--- Begin ---

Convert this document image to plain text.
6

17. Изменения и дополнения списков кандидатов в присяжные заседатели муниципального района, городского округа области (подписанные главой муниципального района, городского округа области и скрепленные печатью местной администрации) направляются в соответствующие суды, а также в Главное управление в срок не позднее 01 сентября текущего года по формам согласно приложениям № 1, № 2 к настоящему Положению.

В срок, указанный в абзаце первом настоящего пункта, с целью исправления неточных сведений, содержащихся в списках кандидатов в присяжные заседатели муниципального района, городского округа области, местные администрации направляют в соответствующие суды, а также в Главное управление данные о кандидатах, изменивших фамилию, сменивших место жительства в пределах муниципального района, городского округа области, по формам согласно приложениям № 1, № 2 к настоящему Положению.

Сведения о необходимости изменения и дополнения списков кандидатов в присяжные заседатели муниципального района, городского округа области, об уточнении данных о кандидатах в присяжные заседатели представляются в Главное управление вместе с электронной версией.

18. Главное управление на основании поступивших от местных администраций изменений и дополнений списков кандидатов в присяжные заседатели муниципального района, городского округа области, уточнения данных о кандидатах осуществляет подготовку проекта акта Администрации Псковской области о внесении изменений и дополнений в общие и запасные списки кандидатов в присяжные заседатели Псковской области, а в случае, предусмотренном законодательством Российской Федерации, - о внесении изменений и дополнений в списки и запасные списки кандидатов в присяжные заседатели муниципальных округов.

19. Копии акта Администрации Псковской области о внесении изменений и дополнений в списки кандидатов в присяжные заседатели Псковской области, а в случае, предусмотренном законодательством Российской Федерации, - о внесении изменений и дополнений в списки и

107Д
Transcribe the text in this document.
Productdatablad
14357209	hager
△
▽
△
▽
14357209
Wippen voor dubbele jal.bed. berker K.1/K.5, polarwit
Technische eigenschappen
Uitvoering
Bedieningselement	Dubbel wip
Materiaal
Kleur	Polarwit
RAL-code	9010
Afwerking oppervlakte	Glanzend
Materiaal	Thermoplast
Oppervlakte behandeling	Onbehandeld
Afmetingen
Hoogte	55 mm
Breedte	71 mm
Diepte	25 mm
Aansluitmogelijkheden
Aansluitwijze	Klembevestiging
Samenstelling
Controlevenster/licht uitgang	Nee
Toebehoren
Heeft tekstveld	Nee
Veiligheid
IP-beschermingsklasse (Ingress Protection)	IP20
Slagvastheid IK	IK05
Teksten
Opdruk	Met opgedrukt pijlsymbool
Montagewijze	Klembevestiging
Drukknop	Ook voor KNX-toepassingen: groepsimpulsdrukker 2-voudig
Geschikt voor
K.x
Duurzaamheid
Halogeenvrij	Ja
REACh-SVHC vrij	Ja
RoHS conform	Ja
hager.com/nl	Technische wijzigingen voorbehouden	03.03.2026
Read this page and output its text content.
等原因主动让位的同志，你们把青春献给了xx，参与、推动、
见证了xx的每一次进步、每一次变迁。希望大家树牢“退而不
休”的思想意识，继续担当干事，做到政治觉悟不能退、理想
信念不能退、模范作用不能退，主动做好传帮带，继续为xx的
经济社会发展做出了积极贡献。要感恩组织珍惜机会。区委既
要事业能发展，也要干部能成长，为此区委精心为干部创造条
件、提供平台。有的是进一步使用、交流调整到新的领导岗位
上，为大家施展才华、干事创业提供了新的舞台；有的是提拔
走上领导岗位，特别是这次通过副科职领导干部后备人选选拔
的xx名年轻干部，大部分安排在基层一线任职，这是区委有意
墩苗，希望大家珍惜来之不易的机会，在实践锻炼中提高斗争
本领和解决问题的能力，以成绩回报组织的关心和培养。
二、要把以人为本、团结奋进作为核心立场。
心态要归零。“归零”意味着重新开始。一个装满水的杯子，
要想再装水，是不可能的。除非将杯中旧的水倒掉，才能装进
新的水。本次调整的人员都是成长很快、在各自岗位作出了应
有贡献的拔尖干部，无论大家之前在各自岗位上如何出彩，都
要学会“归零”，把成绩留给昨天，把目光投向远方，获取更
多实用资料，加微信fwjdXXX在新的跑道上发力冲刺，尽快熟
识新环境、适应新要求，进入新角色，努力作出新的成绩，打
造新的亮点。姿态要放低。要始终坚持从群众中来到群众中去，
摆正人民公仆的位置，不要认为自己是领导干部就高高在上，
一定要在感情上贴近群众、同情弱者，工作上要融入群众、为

--- End ---

_PROBLEM DETAILS_
Count how many lines of the listing above include "суды" and report that number alone.

_ANSWER TO THIS PROBLEM_
2